▶ **What you will do**
Check each statement against the Mauritania running trip report. For each, answer yes or no and quote the words of the report that decide it.
1. The trip was arranged through an agency named "Against the Compass."
2. The fish market the travelers visited was in Chinguetti.
3. The abandoned tunnel they ran through was in Choum, next to Western Sahara.

Azouega and Chinguetti, Mauritania. January 2026.
On January 2026 we lived what it turned out to be one of our most adventurous trips. Mauritania!
We ran on its highest dunes, in Azouega, and through the narrow streets of Chinguetti, a fascinating little town in the middle of the Sahara, where we sparked a lot of interest both from locals and animals 🤣.
Plus alongside the iron ore train (which we later rode)!
And even inside an abandoned tunnel in a conflicted land: in Choum, next to Western Sahara.

This was one of the most thrilling trips we have lived – and we ran our way through it!

TLDR; “too long, didn’t read”
- I just want to run! Take me to RUN.
- I have 1 minute. Take me to USEFUL INFORMATION.
- Running is my excuse for travelling. Take me to TRIP.
- Running is my excuse for eating. Take me to CARBOLOADING.
- I want to know what to read in the plane. Take me to ONE BOOK.
🌍 The trip 📷: What to experience in Mauritania
Mauritania is vast, raw, and demanding. It is not built for tourism, which makes it perfect for adventure runners. 🏜️
We traveled through Mauritania with a great agency which specialises on off-the-beaten-track trips, “Against the Compass”. It was a great choice!

The tour was beautifully organised and our tour guide, Leti, was a star. I really recommend them. They handled logistics, guides, and safety, which is essential in a country like this.
Not only Leti but the whole Mauritanian team was knowledgeable, friendly, and made every moment smoother.
Nouakchott
We started our trip in Nouakchott, the capital city. Nouakchott is dusty, wide, and alive. Old Mercedes fill the streets, which Roger really liked!

In Nouakchott, the air smells of sand and fuel. Polished facades are rare. As the agency advertises in its web, it is probably the only capital in the world with dunes in its streets!
Curious fact: In Mauritania, most cars are Mercedes, or Toyota.
Fish Market
In Nouakchott, we visited the fish market. Boats were painted in bright colors, some with football logos… including the Barça one! Of course, we were specially happy about this last one 🤩
But in all fairness, we took pictures of all the boats, as I couldn’t decide which one was more artistic.

Chaos, shouting, and smell mix with beauty. A lot of people, and a lot of inmigrants from Black Africa (specially Mali and Senegal) were to be found working there.

Big Camel Market
We also saw the camel markets nearby, one of the biggests in the World!

▶ **Provided material**
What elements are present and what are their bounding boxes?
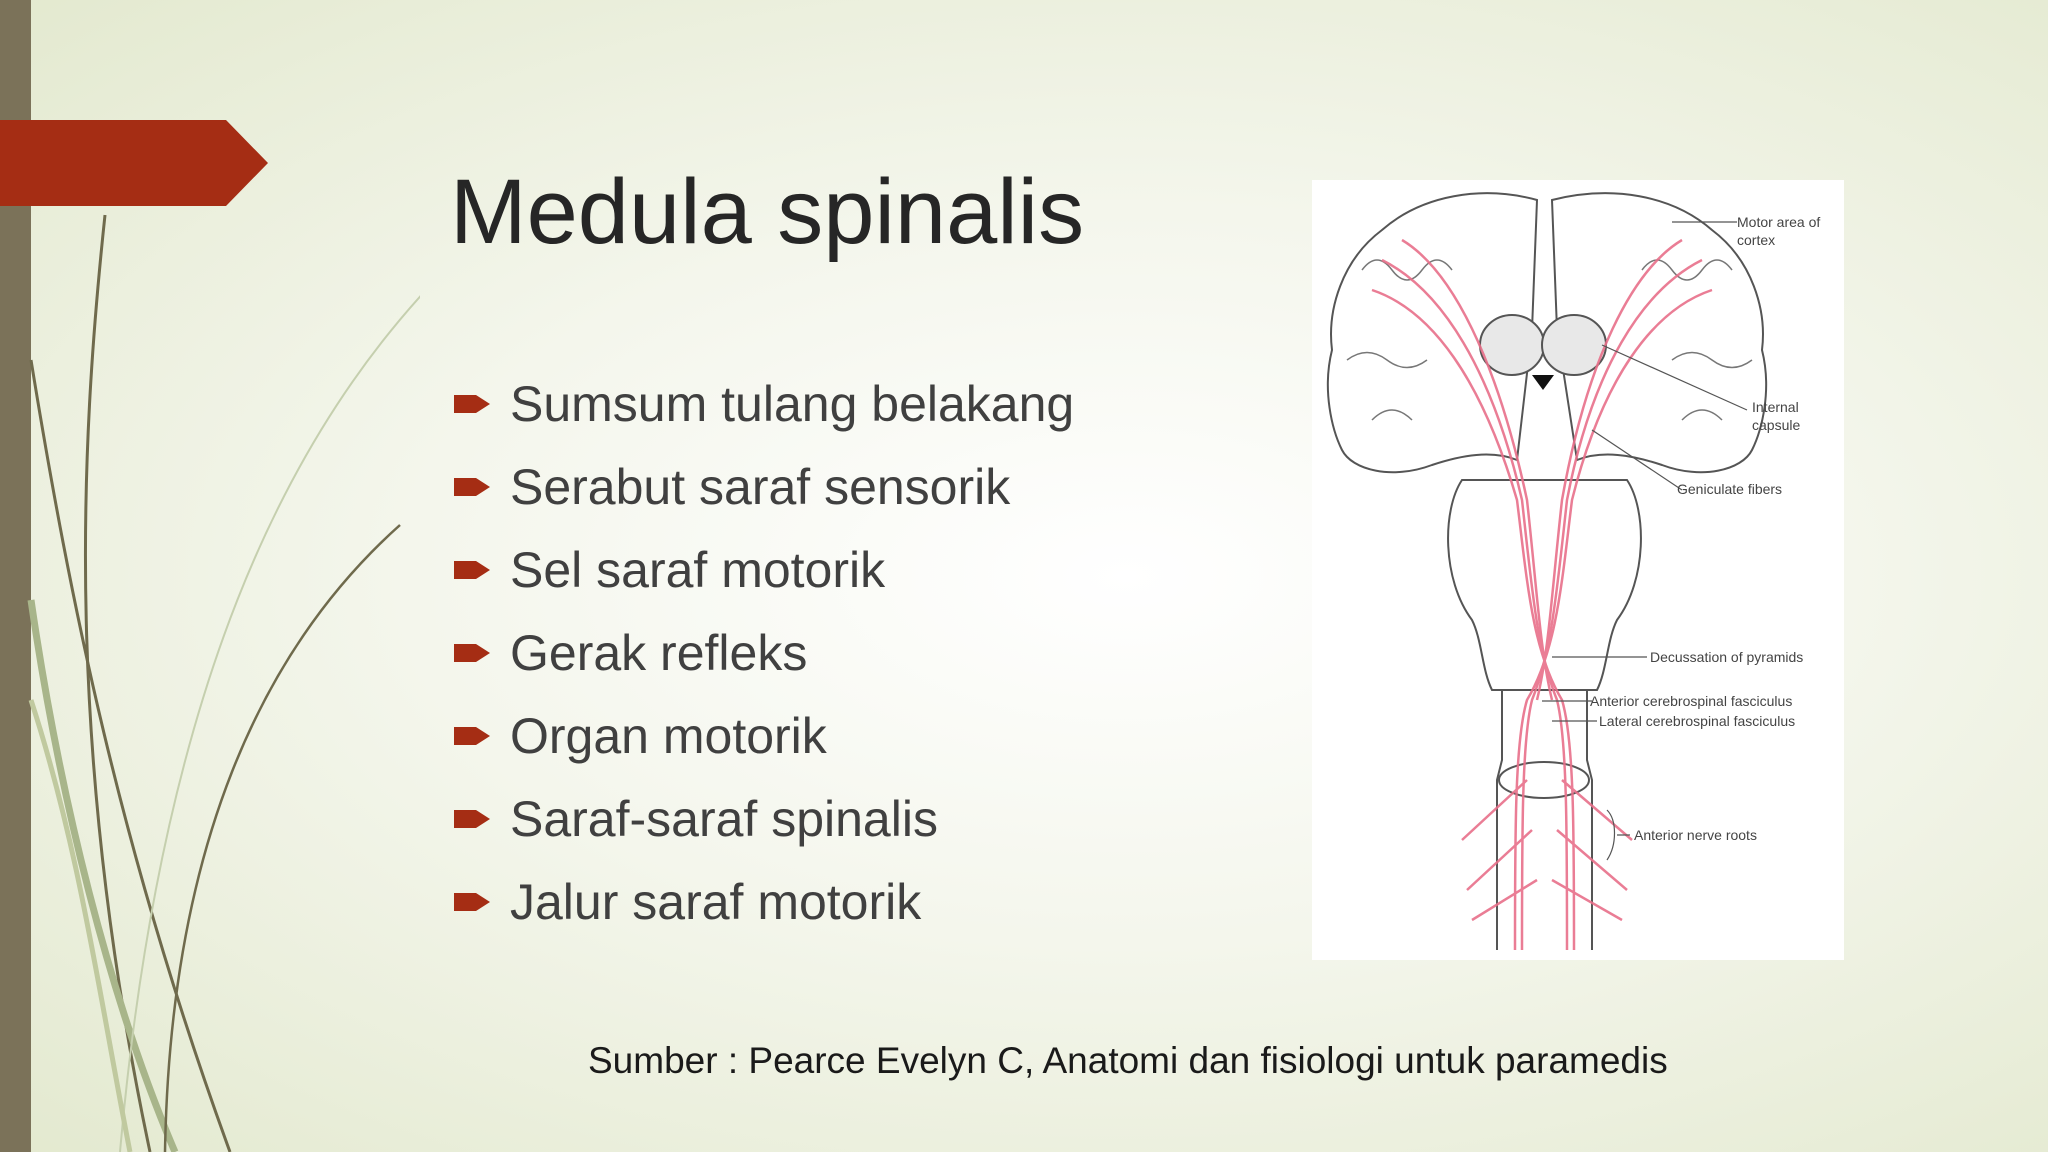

▶ **Output of the task**
1. Yes: "We traveled through Mauritania with a great agency which specialises on off-the-beaten-track trips, “Against the Compass”."
2. No: "In Nouakchott, we visited the fish market."
3. Yes: "And even inside an abandoned tunnel in a conflicted land: in Choum, next to Western Sahara."